EXERCISE =>
Return every record below exactly as written, omitting any pictures.

(Collected data entries)
------------------------------
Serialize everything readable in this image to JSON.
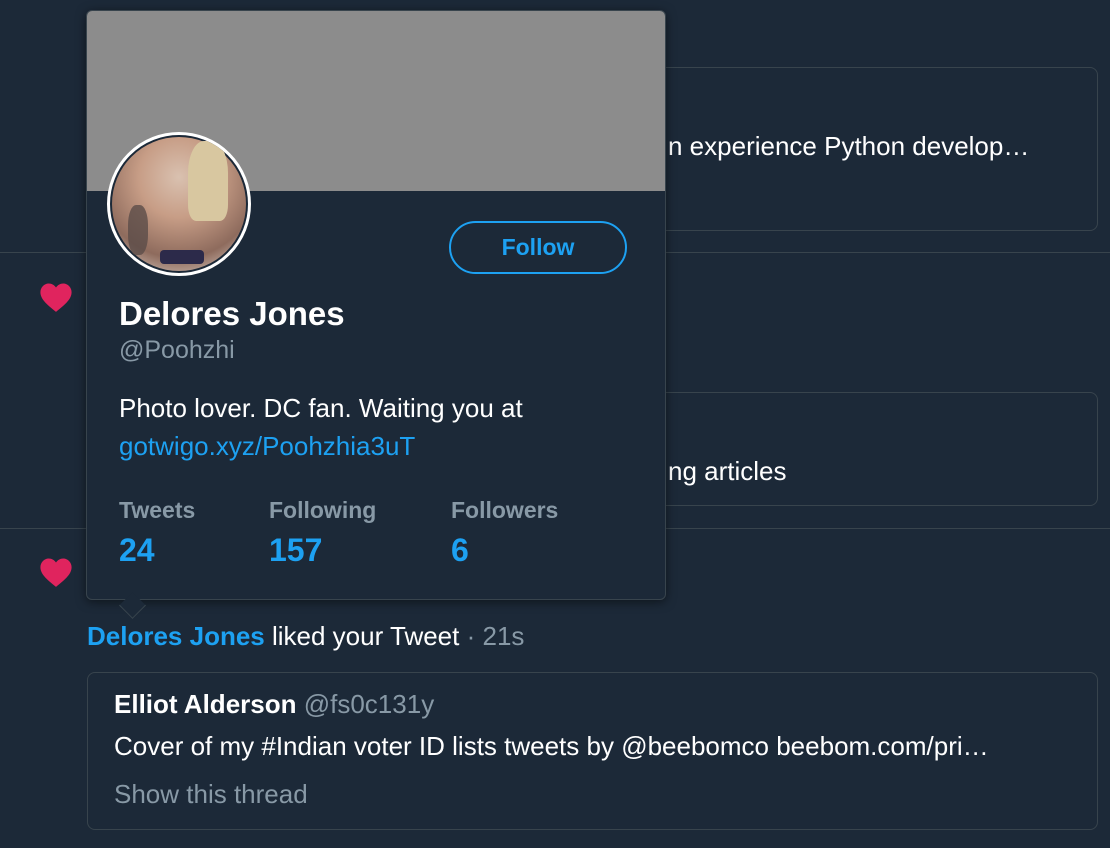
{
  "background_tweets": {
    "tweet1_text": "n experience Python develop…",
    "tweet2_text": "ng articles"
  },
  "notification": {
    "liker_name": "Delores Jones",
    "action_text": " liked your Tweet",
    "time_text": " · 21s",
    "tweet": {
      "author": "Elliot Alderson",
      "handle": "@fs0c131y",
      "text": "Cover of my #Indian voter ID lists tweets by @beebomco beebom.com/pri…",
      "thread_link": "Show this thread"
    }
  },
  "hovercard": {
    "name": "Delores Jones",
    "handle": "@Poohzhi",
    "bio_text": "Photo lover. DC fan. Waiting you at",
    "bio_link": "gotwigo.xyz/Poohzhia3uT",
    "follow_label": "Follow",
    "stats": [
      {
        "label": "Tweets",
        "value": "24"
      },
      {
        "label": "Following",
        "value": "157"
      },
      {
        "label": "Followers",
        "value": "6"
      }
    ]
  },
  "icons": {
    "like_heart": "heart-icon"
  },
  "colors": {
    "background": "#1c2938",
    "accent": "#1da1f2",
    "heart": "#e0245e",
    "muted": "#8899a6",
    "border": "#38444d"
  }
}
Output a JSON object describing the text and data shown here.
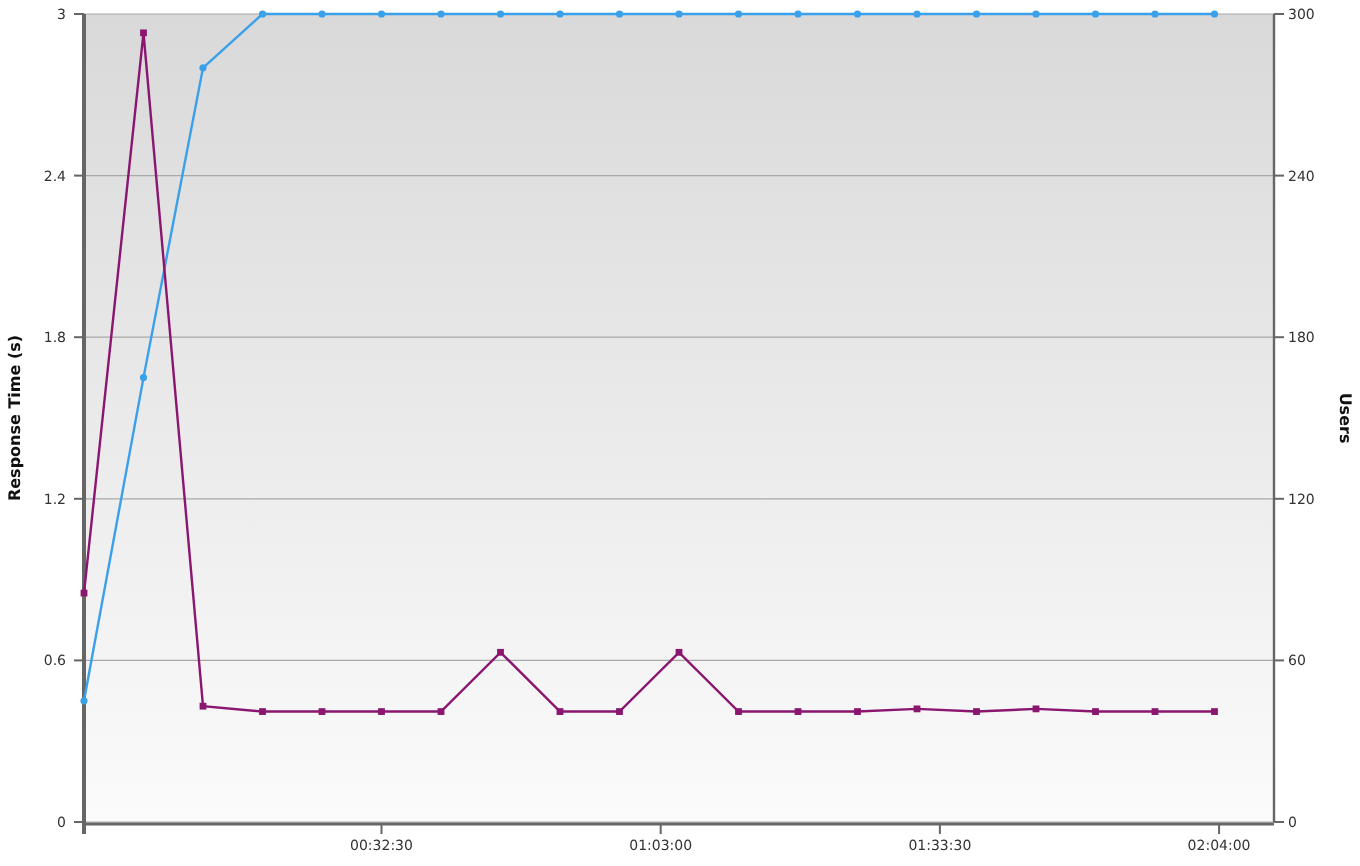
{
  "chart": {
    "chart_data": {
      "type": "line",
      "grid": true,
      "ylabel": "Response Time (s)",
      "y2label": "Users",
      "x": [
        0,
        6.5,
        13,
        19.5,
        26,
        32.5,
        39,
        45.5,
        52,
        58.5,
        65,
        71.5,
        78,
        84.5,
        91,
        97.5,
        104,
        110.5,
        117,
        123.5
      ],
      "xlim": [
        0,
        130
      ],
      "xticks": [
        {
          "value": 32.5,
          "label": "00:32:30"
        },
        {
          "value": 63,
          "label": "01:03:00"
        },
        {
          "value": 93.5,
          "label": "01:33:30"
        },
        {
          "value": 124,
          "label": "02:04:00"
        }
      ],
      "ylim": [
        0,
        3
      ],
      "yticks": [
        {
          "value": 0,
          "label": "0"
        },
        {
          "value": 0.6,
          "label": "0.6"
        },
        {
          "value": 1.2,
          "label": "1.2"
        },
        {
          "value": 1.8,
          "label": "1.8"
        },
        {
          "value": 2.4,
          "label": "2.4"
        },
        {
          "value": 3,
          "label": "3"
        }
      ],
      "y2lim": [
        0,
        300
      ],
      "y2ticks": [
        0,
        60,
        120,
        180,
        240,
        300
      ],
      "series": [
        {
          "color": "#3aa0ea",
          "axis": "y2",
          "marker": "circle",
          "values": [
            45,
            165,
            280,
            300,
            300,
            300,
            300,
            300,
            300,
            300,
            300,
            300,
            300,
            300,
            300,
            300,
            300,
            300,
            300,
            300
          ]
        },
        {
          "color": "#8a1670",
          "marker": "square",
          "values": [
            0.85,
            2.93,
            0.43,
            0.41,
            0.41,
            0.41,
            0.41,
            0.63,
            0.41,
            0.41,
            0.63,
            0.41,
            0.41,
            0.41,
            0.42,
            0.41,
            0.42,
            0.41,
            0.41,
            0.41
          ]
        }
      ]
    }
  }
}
------------------------------
EXERCISE ANSWER =>
Serialize everything readable in this image to JSON.
{
  "background_tweets": {
    "tweet1_text": "n experience Python develop…",
    "tweet2_text": "ng articles"
  },
  "notification": {
    "liker_name": "Delores Jones",
    "action_text": " liked your Tweet",
    "time_text": " · 21s",
    "tweet": {
      "author": "Elliot Alderson",
      "handle": "@fs0c131y",
      "text": "Cover of my #Indian voter ID lists tweets by @beebomco beebom.com/pri…",
      "thread_link": "Show this thread"
    }
  },
  "hovercard": {
    "name": "Delores Jones",
    "handle": "@Poohzhi",
    "bio_text": "Photo lover. DC fan. Waiting you at",
    "bio_link": "gotwigo.xyz/Poohzhia3uT",
    "follow_label": "Follow",
    "stats": [
      {
        "label": "Tweets",
        "value": "24"
      },
      {
        "label": "Following",
        "value": "157"
      },
      {
        "label": "Followers",
        "value": "6"
      }
    ]
  },
  "icons": {
    "like_heart": "heart-icon"
  },
  "colors": {
    "background": "#1c2938",
    "accent": "#1da1f2",
    "heart": "#e0245e",
    "muted": "#8899a6",
    "border": "#38444d"
  }
}
Output a JSON object describing the text and data shown here.
{
  "chart": {
    "chart_data": {
      "type": "line",
      "grid": true,
      "ylabel": "Response Time (s)",
      "y2label": "Users",
      "x": [
        0,
        6.5,
        13,
        19.5,
        26,
        32.5,
        39,
        45.5,
        52,
        58.5,
        65,
        71.5,
        78,
        84.5,
        91,
        97.5,
        104,
        110.5,
        117,
        123.5
      ],
      "xlim": [
        0,
        130
      ],
      "xticks": [
        {
          "value": 32.5,
          "label": "00:32:30"
        },
        {
          "value": 63,
          "label": "01:03:00"
        },
        {
          "value": 93.5,
          "label": "01:33:30"
        },
        {
          "value": 124,
          "label": "02:04:00"
        }
      ],
      "ylim": [
        0,
        3
      ],
      "yticks": [
        {
          "value": 0,
          "label": "0"
        },
        {
          "value": 0.6,
          "label": "0.6"
        },
        {
          "value": 1.2,
          "label": "1.2"
        },
        {
          "value": 1.8,
          "label": "1.8"
        },
        {
          "value": 2.4,
          "label": "2.4"
        },
        {
          "value": 3,
          "label": "3"
        }
      ],
      "y2lim": [
        0,
        300
      ],
      "y2ticks": [
        0,
        60,
        120,
        180,
        240,
        300
      ],
      "series": [
        {
          "color": "#3aa0ea",
          "axis": "y2",
          "marker": "circle",
          "values": [
            45,
            165,
            280,
            300,
            300,
            300,
            300,
            300,
            300,
            300,
            300,
            300,
            300,
            300,
            300,
            300,
            300,
            300,
            300,
            300
          ]
        },
        {
          "color": "#8a1670",
          "marker": "square",
          "values": [
            0.85,
            2.93,
            0.43,
            0.41,
            0.41,
            0.41,
            0.41,
            0.63,
            0.41,
            0.41,
            0.63,
            0.41,
            0.41,
            0.41,
            0.42,
            0.41,
            0.42,
            0.41,
            0.41,
            0.41
          ]
        }
      ]
    }
  }
}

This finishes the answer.